Written task » Examine the entries below, count the lines holding the string "Đông", and respond with the number only.

(Records excerpted from a collection)

(begin)

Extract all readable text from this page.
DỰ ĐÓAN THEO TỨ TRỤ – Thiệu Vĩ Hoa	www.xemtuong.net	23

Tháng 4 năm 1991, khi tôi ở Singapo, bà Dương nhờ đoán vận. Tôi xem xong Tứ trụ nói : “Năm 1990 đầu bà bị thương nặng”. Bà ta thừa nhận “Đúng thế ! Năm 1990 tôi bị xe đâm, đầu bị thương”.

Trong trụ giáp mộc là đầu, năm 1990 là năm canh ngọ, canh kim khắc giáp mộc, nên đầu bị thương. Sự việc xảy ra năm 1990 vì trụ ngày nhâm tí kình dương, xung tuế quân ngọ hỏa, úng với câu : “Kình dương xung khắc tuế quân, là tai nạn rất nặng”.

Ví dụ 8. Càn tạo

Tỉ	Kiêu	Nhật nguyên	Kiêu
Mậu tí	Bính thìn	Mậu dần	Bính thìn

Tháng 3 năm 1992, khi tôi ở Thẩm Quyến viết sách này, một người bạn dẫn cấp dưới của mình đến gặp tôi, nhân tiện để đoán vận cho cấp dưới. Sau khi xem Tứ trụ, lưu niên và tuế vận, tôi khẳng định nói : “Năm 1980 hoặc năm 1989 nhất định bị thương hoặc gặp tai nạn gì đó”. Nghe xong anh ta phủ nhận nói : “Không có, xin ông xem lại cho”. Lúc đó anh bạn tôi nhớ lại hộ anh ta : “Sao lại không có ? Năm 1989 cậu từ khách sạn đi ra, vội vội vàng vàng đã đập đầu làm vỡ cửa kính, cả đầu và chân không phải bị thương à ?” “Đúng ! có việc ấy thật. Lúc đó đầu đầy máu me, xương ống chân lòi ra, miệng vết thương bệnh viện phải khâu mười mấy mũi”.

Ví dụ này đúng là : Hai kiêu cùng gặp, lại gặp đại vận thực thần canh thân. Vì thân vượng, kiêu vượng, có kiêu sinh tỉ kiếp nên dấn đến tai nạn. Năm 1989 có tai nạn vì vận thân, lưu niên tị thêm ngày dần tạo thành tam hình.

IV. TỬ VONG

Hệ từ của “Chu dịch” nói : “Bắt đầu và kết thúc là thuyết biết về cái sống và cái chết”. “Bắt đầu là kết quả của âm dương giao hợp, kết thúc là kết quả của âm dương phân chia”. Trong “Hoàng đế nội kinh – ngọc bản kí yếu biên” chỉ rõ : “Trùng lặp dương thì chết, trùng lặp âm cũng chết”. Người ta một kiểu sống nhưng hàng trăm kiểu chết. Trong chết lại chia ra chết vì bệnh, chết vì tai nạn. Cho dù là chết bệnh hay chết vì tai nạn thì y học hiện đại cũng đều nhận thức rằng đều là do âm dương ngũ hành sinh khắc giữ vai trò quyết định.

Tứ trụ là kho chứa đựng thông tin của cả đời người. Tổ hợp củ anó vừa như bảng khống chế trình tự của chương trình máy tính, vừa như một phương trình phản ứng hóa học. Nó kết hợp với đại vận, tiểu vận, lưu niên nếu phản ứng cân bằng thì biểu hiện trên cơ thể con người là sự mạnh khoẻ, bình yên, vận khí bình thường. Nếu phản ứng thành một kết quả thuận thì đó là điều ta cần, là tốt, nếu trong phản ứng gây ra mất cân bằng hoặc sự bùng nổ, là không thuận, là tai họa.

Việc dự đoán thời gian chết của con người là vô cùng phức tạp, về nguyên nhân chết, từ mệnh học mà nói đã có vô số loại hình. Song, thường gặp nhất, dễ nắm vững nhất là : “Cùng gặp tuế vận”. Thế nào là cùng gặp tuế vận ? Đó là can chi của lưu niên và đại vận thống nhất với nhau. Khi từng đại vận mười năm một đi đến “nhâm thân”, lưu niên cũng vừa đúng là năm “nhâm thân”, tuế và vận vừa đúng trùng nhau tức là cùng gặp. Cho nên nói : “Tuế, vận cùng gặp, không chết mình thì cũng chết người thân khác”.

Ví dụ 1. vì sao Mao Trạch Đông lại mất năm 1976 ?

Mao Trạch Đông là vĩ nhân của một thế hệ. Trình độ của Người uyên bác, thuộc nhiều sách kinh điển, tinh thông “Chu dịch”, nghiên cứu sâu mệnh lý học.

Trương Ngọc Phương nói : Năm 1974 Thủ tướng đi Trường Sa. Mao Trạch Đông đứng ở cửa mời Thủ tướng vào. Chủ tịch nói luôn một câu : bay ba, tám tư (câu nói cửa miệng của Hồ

(end)

Written reply » 3